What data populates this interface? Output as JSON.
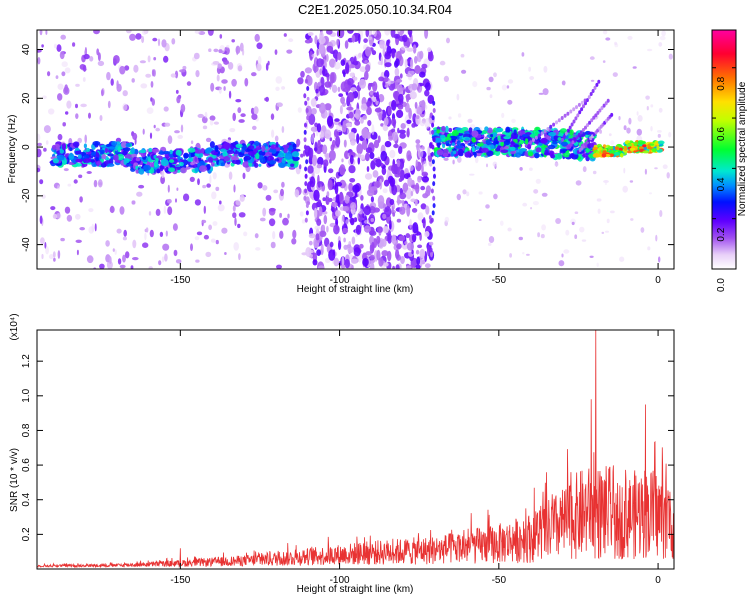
{
  "title": "C2E1.2025.050.10.34.R04",
  "chart_data": [
    {
      "type": "heatmap",
      "xlabel": "Height of straight line (km)",
      "ylabel": "Frequency (Hz)",
      "xlim": [
        -195,
        5
      ],
      "ylim": [
        -50,
        48
      ],
      "xticks": [
        -150,
        -100,
        -50,
        0
      ],
      "yticks": [
        -40,
        -20,
        0,
        20,
        40
      ],
      "colorbar": {
        "label": "Normalized spectral amplitude",
        "range": [
          0,
          0.95
        ],
        "ticks": [
          0.0,
          0.2,
          0.4,
          0.6,
          0.8
        ],
        "tick_labels": [
          "0.0",
          "0.2",
          "0.4",
          "0.6",
          "0.8"
        ]
      },
      "bands": [
        {
          "x": [
            -190,
            -113
          ],
          "freq": -3,
          "width": 5,
          "amp": 0.35
        },
        {
          "x": [
            -110,
            -72
          ],
          "freq": "broadband",
          "amp": 0.12
        },
        {
          "x": [
            -70,
            -20
          ],
          "freq": 2,
          "width": 5,
          "amp": 0.4
        },
        {
          "x": [
            -20,
            0
          ],
          "freq": 0,
          "width": 3,
          "amp": 0.85
        }
      ]
    },
    {
      "type": "line",
      "xlabel": "Height of straight line (km)",
      "ylabel": "SNR (10 * v/v)",
      "y_multiplier": "(x10⁴)",
      "xlim": [
        -195,
        5
      ],
      "ylim": [
        0,
        1.38
      ],
      "xticks": [
        -150,
        -100,
        -50,
        0
      ],
      "yticks": [
        0.2,
        0.4,
        0.6,
        0.8,
        1.0,
        1.2
      ],
      "color": "#e83232",
      "envelope": [
        [
          -195,
          0.02
        ],
        [
          -170,
          0.03
        ],
        [
          -150,
          0.06
        ],
        [
          -130,
          0.1
        ],
        [
          -110,
          0.16
        ],
        [
          -90,
          0.22
        ],
        [
          -70,
          0.26
        ],
        [
          -50,
          0.36
        ],
        [
          -40,
          0.45
        ],
        [
          -30,
          0.65
        ],
        [
          -25,
          0.8
        ],
        [
          -20,
          0.85
        ],
        [
          -15,
          0.65
        ],
        [
          -10,
          0.75
        ],
        [
          -5,
          0.85
        ],
        [
          0,
          0.8
        ],
        [
          5,
          0.65
        ]
      ],
      "peaks": [
        [
          -19.5,
          1.38
        ],
        [
          -21,
          0.98
        ],
        [
          -4,
          0.95
        ],
        [
          -150,
          0.12
        ]
      ]
    }
  ]
}
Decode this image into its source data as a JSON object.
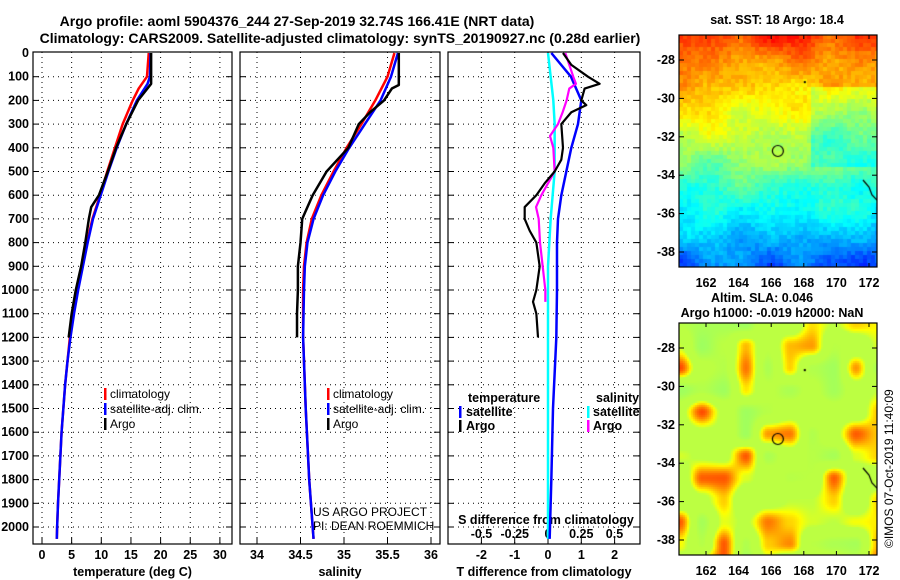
{
  "header": {
    "line1": "Argo profile: aoml 5904376_244 27-Sep-2019 32.74S 166.41E (NRT data)",
    "line2": "Climatology: CARS2009. Satellite-adjusted climatology: synTS_20190927.nc (0.28d earlier)"
  },
  "credits": {
    "project": "US ARGO PROJECT",
    "pi": "PI: DEAN ROEMMICH",
    "copyright": "©IMOS 07-Oct-2019 11:40:09"
  },
  "colors": {
    "climatology": "#ff0000",
    "satellite": "#0000ff",
    "argo": "#000000",
    "sal_satellite": "#00ffff",
    "sal_argo": "#ff00ff"
  },
  "chart_data": [
    {
      "type": "line",
      "title": "",
      "xlabel": "temperature (deg C)",
      "ylabel": "",
      "xlim": [
        -1.5,
        32
      ],
      "ylim": [
        2070,
        0
      ],
      "xticks": [
        "0",
        "5",
        "10",
        "15",
        "20",
        "25",
        "30"
      ],
      "yticks": [
        "0",
        "100",
        "200",
        "300",
        "400",
        "500",
        "600",
        "700",
        "800",
        "900",
        "1000",
        "1100",
        "1200",
        "1300",
        "1400",
        "1500",
        "1600",
        "1700",
        "1800",
        "1900",
        "2000"
      ],
      "legend": [
        "climatology",
        "satellite-adj. clim.",
        "Argo"
      ],
      "series": [
        {
          "name": "climatology",
          "depth": [
            0,
            100,
            150,
            200,
            300,
            400,
            500,
            600,
            700,
            800,
            900,
            1000,
            1100,
            1200,
            1300,
            1400,
            1500,
            1600,
            1700,
            1800,
            1900,
            2000,
            2050
          ],
          "values": [
            18.0,
            17.7,
            16.3,
            15.3,
            13.6,
            12.3,
            11.0,
            9.8,
            8.5,
            7.6,
            6.8,
            6.0,
            5.3,
            4.7,
            4.3,
            3.9,
            3.6,
            3.3,
            3.1,
            2.9,
            2.7,
            2.55,
            2.5
          ]
        },
        {
          "name": "satellite-adj. clim.",
          "depth": [
            0,
            100,
            130,
            200,
            300,
            400,
            500,
            600,
            700,
            800,
            900,
            1000,
            1100,
            1200,
            1300,
            1400,
            1500,
            1600,
            1700,
            1800,
            1900,
            2000,
            2050
          ],
          "values": [
            18.3,
            18.2,
            17.8,
            16.0,
            14.2,
            12.6,
            11.2,
            9.9,
            8.6,
            7.7,
            6.9,
            6.1,
            5.4,
            4.8,
            4.3,
            3.9,
            3.6,
            3.3,
            3.1,
            2.9,
            2.7,
            2.55,
            2.5
          ]
        },
        {
          "name": "Argo",
          "depth": [
            0,
            130,
            200,
            300,
            400,
            500,
            600,
            650,
            700,
            800,
            900,
            1000,
            1100,
            1200
          ],
          "values": [
            18.4,
            18.4,
            16.2,
            14.2,
            12.5,
            11.1,
            9.6,
            8.3,
            7.9,
            7.3,
            6.6,
            5.7,
            5.0,
            4.5
          ]
        }
      ]
    },
    {
      "type": "line",
      "xlabel": "salinity",
      "xlim": [
        33.8,
        36.1
      ],
      "ylim": [
        2070,
        0
      ],
      "xticks": [
        "34",
        "34.5",
        "35",
        "35.5",
        "36"
      ],
      "legend": [
        "climatology",
        "satellite-adj. clim.",
        "Argo"
      ],
      "series": [
        {
          "name": "climatology",
          "depth": [
            0,
            100,
            200,
            300,
            400,
            500,
            600,
            700,
            800,
            900,
            1000,
            1200,
            1500,
            1800,
            2000,
            2050
          ],
          "values": [
            35.58,
            35.5,
            35.36,
            35.2,
            35.03,
            34.88,
            34.74,
            34.63,
            34.57,
            34.54,
            34.53,
            34.53,
            34.56,
            34.6,
            34.64,
            34.65
          ]
        },
        {
          "name": "satellite-adj. clim.",
          "depth": [
            0,
            100,
            200,
            300,
            400,
            500,
            600,
            700,
            800,
            900,
            1000,
            1200,
            1500,
            1800,
            2000,
            2050
          ],
          "values": [
            35.62,
            35.54,
            35.42,
            35.24,
            35.06,
            34.9,
            34.76,
            34.65,
            34.58,
            34.55,
            34.54,
            34.53,
            34.56,
            34.6,
            34.64,
            34.65
          ]
        },
        {
          "name": "Argo",
          "depth": [
            0,
            135,
            150,
            200,
            250,
            300,
            400,
            500,
            600,
            650,
            700,
            800,
            900,
            1000,
            1100,
            1200
          ],
          "values": [
            35.63,
            35.63,
            35.55,
            35.46,
            35.3,
            35.17,
            35.05,
            34.8,
            34.64,
            34.58,
            34.52,
            34.5,
            34.47,
            34.47,
            34.46,
            34.46
          ]
        }
      ]
    },
    {
      "type": "line",
      "xlabel": "T difference from climatology",
      "xlabel2": "S difference from climatology",
      "xlim": [
        -3.0,
        2.8
      ],
      "xlim_S": [
        -0.75,
        0.7
      ],
      "ylim": [
        2070,
        0
      ],
      "xticks": [
        "-2",
        "-1",
        "0",
        "1",
        "2"
      ],
      "xticks_S": [
        "-0.5",
        "-0.25",
        "0",
        "0.25",
        "0.5"
      ],
      "legend_T": {
        "heading": "temperature",
        "items": [
          "satellite",
          "Argo"
        ]
      },
      "legend_S": {
        "heading": "salinity",
        "items": [
          "satellite",
          "Argo"
        ]
      },
      "series": [
        {
          "name": "T satellite",
          "depth": [
            0,
            100,
            200,
            300,
            400,
            500,
            600,
            700,
            800,
            1000,
            1200,
            1500,
            1800,
            2050
          ],
          "values": [
            0.1,
            0.69,
            1.0,
            0.9,
            0.7,
            0.55,
            0.4,
            0.3,
            0.27,
            0.27,
            0.25,
            0.15,
            0.1,
            0.05
          ]
        },
        {
          "name": "T Argo",
          "depth": [
            0,
            50,
            100,
            130,
            150,
            200,
            220,
            250,
            300,
            400,
            450,
            500,
            550,
            600,
            650,
            700,
            750,
            800,
            900,
            1000,
            1050,
            1100,
            1200
          ],
          "values": [
            0.45,
            0.7,
            1.2,
            1.55,
            1.1,
            1.0,
            1.15,
            0.7,
            0.4,
            0.45,
            0.4,
            0.2,
            -0.1,
            -0.35,
            -0.7,
            -0.7,
            -0.55,
            -0.35,
            -0.25,
            -0.35,
            -0.45,
            -0.35,
            -0.3
          ]
        },
        {
          "name": "S satellite",
          "depth": [
            0,
            200,
            300,
            500,
            700,
            900,
            1200,
            1500,
            2050
          ],
          "values": [
            0.0,
            0.04,
            0.05,
            0.05,
            0.02,
            0.0,
            0.0,
            0.0,
            0.0
          ]
        },
        {
          "name": "S Argo",
          "depth": [
            0,
            100,
            130,
            150,
            200,
            250,
            300,
            350,
            400,
            500,
            550,
            600,
            650,
            700,
            800,
            900,
            1000,
            1050
          ],
          "values": [
            0.13,
            0.19,
            0.21,
            0.16,
            0.14,
            0.11,
            0.075,
            0.015,
            0.04,
            0.05,
            0.0,
            -0.05,
            -0.09,
            -0.07,
            -0.06,
            -0.04,
            -0.02,
            -0.02
          ]
        }
      ]
    },
    {
      "type": "heatmap",
      "title": "sat. SST: 18 Argo: 18.4",
      "xticks": [
        "162",
        "164",
        "166",
        "168",
        "170",
        "172"
      ],
      "yticks": [
        "-28",
        "-30",
        "-32",
        "-34",
        "-36",
        "-38"
      ],
      "marker": {
        "lon": 166.41,
        "lat": -32.74
      }
    },
    {
      "type": "heatmap",
      "title1": "Altim. SLA: 0.046",
      "title2": "Argo h1000: -0.019 h2000: NaN",
      "xticks": [
        "162",
        "164",
        "166",
        "168",
        "170",
        "172"
      ],
      "yticks": [
        "-28",
        "-30",
        "-32",
        "-34",
        "-36",
        "-38"
      ],
      "marker": {
        "lon": 166.41,
        "lat": -32.74
      }
    }
  ]
}
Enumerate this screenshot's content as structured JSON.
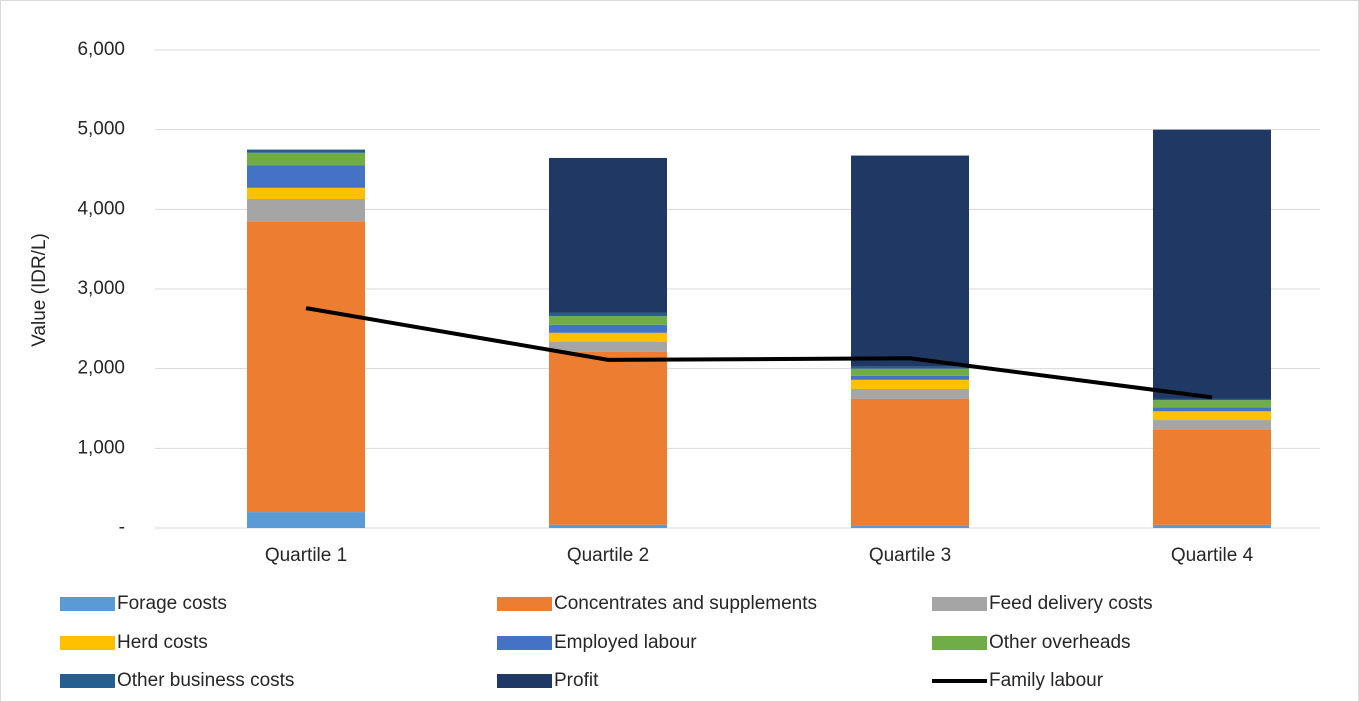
{
  "chart_data": {
    "type": "bar",
    "stacked": true,
    "y_label": "Value (IDR/L)",
    "categories": [
      "Quartile 1",
      "Quartile 2",
      "Quartile 3",
      "Quartile 4"
    ],
    "ylim": [
      0,
      6000
    ],
    "yticks": [
      {
        "value": 0,
        "label": "-"
      },
      {
        "value": 1000,
        "label": "1,000"
      },
      {
        "value": 2000,
        "label": "2,000"
      },
      {
        "value": 3000,
        "label": "3,000"
      },
      {
        "value": 4000,
        "label": "4,000"
      },
      {
        "value": 5000,
        "label": "5,000"
      },
      {
        "value": 6000,
        "label": "6,000"
      }
    ],
    "grid": true,
    "legend": "bottom",
    "series": [
      {
        "name": "Forage costs",
        "color": "#5b9bd5",
        "values": [
          200,
          40,
          30,
          40
        ]
      },
      {
        "name": "Concentrates and supplements",
        "color": "#ed7d31",
        "values": [
          3650,
          2170,
          1590,
          1200
        ]
      },
      {
        "name": "Feed delivery costs",
        "color": "#a5a5a5",
        "values": [
          280,
          125,
          125,
          115
        ]
      },
      {
        "name": "Herd costs",
        "color": "#ffc000",
        "values": [
          140,
          115,
          115,
          110
        ]
      },
      {
        "name": "Employed labour",
        "color": "#4472c4",
        "values": [
          280,
          100,
          50,
          50
        ]
      },
      {
        "name": "Other overheads",
        "color": "#70ad47",
        "values": [
          160,
          110,
          90,
          90
        ]
      },
      {
        "name": "Other business costs",
        "color": "#255e91",
        "values": [
          40,
          40,
          25,
          15
        ]
      },
      {
        "name": "Profit",
        "color": "#203864",
        "values": [
          0,
          1945,
          2650,
          3380
        ]
      },
      {
        "name": "Family labour",
        "color": "#000000",
        "type": "line",
        "values": [
          2760,
          2110,
          2130,
          1640
        ]
      }
    ]
  }
}
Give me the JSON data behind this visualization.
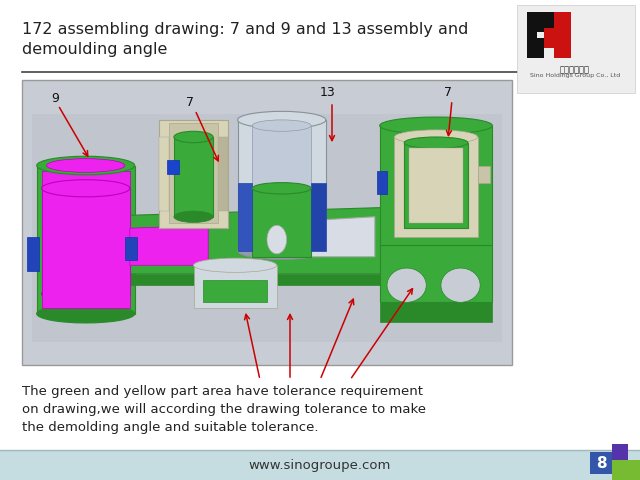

* * * * * * * * *

Which lines of the data above contain "heading"? Copy each one.

        "heading": "temperature",
        "heading": "salinity",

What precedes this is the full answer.